START RECORDS TO USE

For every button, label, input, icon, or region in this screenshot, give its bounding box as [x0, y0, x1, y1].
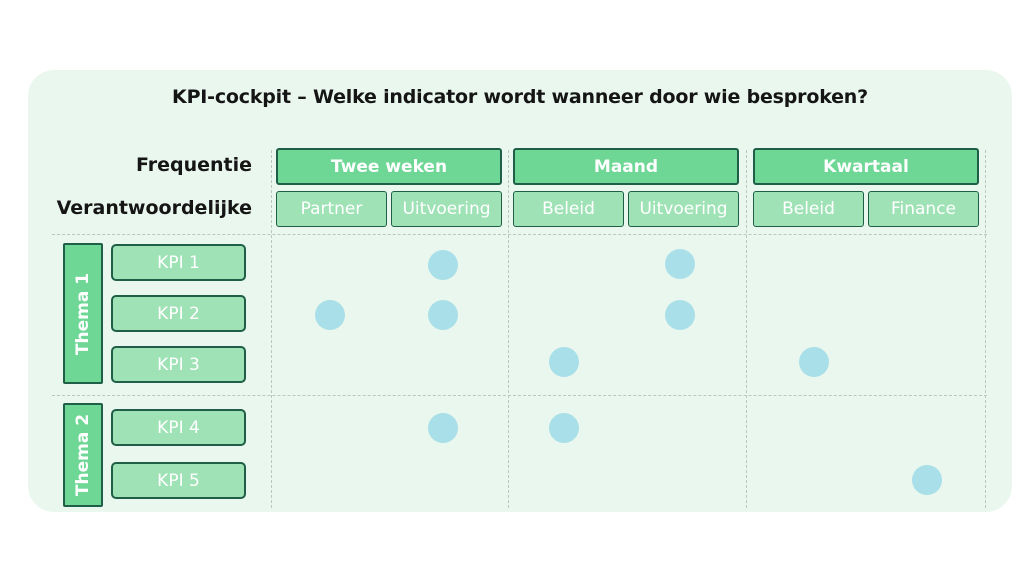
- grid-divider: [52, 395, 987, 396]
- kpi-label-3: KPI 3: [111, 346, 246, 383]
- mark-kpi3-beleid-kwartaal: [799, 347, 829, 377]
- responsible-row-label: Verantwoordelijke: [56, 197, 252, 219]
- frequency-header-two-weeks: Twee weken: [276, 148, 502, 185]
- kpi-label-2: KPI 2: [111, 295, 246, 332]
- responsible-header-beleid: Beleid: [513, 191, 624, 227]
- kpi-label-5: KPI 5: [111, 462, 246, 499]
- kpi-label-1: KPI 1: [111, 244, 246, 281]
- grid-divider: [746, 150, 747, 508]
- theme-label-1: Thema 1: [63, 243, 103, 384]
- frequency-header-quarter: Kwartaal: [753, 148, 979, 185]
- responsible-header-beleid: Beleid: [753, 191, 864, 227]
- mark-kpi5-finance-kwartaal: [912, 465, 942, 495]
- mark-kpi4-beleid-maand: [549, 413, 579, 443]
- mark-kpi2-uitvoering-maand: [665, 300, 695, 330]
- kpi-label-4: KPI 4: [111, 409, 246, 446]
- grid-divider: [985, 150, 986, 508]
- mark-kpi3-beleid-maand: [549, 347, 579, 377]
- theme-label-2: Thema 2: [63, 403, 103, 507]
- responsible-header-uitvoering: Uitvoering: [628, 191, 739, 227]
- mark-kpi2-uitvoering-twee-weken: [428, 300, 458, 330]
- page-title: KPI-cockpit – Welke indicator wordt wann…: [172, 86, 868, 108]
- grid-divider: [52, 234, 987, 235]
- grid-divider: [271, 150, 272, 508]
- responsible-header-uitvoering: Uitvoering: [391, 191, 502, 227]
- frequency-row-label: Frequentie: [135, 154, 252, 176]
- responsible-header-finance: Finance: [868, 191, 979, 227]
- mark-kpi2-partner-twee-weken: [315, 300, 345, 330]
- grid-divider: [508, 150, 509, 508]
- mark-kpi1-uitvoering-maand: [665, 249, 695, 279]
- responsible-header-partner: Partner: [276, 191, 387, 227]
- frequency-header-month: Maand: [513, 148, 739, 185]
- theme-label-text: Thema 2: [73, 413, 93, 497]
- mark-kpi1-uitvoering-twee-weken: [428, 250, 458, 280]
- mark-kpi4-uitvoering-twee-weken: [428, 413, 458, 443]
- theme-label-text: Thema 1: [73, 272, 93, 355]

END RECORDS TO USE

● WHAT NEEDS TO BE DONE:
Please write out the data lines above word for word, starting at the line that has "- grid-divider: [52, 395, 987, 396]" and stopping after the line that has "- mark-kpi1-uitvoering-maand: [665, 249, 695, 279]".

● TASK SOLUTION:
- grid-divider: [52, 395, 987, 396]
- kpi-label-3: KPI 3: [111, 346, 246, 383]
- mark-kpi3-beleid-kwartaal: [799, 347, 829, 377]
- responsible-row-label: Verantwoordelijke: [56, 197, 252, 219]
- frequency-header-two-weeks: Twee weken: [276, 148, 502, 185]
- kpi-label-2: KPI 2: [111, 295, 246, 332]
- responsible-header-beleid: Beleid: [513, 191, 624, 227]
- kpi-label-5: KPI 5: [111, 462, 246, 499]
- kpi-label-1: KPI 1: [111, 244, 246, 281]
- grid-divider: [746, 150, 747, 508]
- theme-label-1: Thema 1: [63, 243, 103, 384]
- frequency-header-quarter: Kwartaal: [753, 148, 979, 185]
- responsible-header-beleid: Beleid: [753, 191, 864, 227]
- mark-kpi5-finance-kwartaal: [912, 465, 942, 495]
- mark-kpi4-beleid-maand: [549, 413, 579, 443]
- mark-kpi2-uitvoering-maand: [665, 300, 695, 330]
- kpi-label-4: KPI 4: [111, 409, 246, 446]
- grid-divider: [985, 150, 986, 508]
- mark-kpi3-beleid-maand: [549, 347, 579, 377]
- theme-label-2: Thema 2: [63, 403, 103, 507]
- responsible-header-uitvoering: Uitvoering: [628, 191, 739, 227]
- mark-kpi2-uitvoering-twee-weken: [428, 300, 458, 330]
- page-title: KPI-cockpit – Welke indicator wordt wann…: [172, 86, 868, 108]
- grid-divider: [52, 234, 987, 235]
- grid-divider: [271, 150, 272, 508]
- responsible-header-uitvoering: Uitvoering: [391, 191, 502, 227]
- frequency-row-label: Frequentie: [135, 154, 252, 176]
- responsible-header-finance: Finance: [868, 191, 979, 227]
- mark-kpi2-partner-twee-weken: [315, 300, 345, 330]
- grid-divider: [508, 150, 509, 508]
- mark-kpi1-uitvoering-maand: [665, 249, 695, 279]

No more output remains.